## [What you need to do]
Search the listing for the string "labels" and copy every line that contains it.

****************************************

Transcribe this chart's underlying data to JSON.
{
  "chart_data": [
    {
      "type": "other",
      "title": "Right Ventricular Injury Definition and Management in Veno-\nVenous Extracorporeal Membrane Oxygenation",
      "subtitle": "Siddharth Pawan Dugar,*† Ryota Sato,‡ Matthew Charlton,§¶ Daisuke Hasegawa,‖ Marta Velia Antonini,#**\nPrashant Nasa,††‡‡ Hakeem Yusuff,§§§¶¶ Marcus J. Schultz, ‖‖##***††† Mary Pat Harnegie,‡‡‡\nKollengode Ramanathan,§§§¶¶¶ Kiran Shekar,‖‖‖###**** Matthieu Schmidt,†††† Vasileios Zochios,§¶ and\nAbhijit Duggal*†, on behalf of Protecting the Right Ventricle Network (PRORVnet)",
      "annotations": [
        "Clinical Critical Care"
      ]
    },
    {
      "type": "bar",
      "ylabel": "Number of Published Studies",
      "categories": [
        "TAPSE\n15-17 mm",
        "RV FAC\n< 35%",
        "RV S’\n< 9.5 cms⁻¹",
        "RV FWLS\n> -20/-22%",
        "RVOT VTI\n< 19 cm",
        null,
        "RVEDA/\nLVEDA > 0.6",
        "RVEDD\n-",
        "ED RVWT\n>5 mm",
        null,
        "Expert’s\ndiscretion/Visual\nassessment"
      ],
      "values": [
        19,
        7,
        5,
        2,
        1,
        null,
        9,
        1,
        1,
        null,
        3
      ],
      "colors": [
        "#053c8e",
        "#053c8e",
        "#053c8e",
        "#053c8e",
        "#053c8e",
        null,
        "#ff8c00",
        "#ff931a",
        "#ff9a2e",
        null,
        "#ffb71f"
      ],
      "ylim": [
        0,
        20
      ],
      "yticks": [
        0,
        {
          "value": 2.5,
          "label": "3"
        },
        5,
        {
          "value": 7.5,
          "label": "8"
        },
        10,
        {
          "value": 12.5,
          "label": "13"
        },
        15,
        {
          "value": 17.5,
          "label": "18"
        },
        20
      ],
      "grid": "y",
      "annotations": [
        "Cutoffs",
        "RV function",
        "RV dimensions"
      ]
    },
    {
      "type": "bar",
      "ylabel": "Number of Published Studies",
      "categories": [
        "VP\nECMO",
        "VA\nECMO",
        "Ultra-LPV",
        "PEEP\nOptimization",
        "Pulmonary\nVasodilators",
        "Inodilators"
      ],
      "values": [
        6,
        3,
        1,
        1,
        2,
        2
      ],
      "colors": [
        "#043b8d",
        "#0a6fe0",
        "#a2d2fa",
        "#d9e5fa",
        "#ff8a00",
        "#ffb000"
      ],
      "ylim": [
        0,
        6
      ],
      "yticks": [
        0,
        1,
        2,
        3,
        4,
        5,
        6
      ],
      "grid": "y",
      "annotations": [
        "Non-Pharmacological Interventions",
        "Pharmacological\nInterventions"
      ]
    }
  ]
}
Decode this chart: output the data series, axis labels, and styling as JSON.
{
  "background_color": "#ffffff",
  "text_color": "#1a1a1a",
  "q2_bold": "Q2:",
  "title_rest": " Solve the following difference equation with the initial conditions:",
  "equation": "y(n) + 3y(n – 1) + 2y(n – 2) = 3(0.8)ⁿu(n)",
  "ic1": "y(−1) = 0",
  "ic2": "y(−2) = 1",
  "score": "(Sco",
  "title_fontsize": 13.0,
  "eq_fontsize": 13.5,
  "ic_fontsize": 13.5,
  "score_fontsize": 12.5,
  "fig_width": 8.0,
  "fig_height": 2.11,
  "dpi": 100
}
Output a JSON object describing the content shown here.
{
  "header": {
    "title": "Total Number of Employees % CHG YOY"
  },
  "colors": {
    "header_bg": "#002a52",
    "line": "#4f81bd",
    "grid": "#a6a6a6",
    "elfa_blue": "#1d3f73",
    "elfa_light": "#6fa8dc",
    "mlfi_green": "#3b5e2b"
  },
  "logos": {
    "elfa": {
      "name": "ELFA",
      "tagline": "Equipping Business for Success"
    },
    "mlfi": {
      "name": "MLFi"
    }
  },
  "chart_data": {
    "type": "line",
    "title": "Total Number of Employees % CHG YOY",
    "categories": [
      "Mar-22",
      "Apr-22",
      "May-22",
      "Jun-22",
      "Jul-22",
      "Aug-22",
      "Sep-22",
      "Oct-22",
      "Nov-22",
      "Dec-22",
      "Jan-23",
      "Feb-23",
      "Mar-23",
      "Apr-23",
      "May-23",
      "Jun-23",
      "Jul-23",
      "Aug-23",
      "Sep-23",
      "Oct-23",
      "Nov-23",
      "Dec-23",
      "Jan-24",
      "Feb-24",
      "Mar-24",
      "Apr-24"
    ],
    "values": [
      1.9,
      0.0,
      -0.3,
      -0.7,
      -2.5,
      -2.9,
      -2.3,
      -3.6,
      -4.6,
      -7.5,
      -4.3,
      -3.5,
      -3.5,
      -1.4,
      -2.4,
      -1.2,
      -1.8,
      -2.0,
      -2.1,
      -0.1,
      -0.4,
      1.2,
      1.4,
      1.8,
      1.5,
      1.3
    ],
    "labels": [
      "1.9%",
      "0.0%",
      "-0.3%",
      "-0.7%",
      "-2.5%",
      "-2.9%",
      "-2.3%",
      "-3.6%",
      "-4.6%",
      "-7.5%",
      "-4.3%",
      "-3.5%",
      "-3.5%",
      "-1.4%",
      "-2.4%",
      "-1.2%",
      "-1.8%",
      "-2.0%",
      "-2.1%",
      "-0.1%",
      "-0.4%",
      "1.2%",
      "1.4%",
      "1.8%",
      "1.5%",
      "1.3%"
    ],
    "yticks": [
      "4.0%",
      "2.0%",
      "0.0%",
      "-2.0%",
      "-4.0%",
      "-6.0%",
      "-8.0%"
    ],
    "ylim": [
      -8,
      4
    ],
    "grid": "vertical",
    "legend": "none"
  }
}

****************************************

## [Written response]
Decode this chart: output the data series, axis labels, and styling as JSON.
    "labels": [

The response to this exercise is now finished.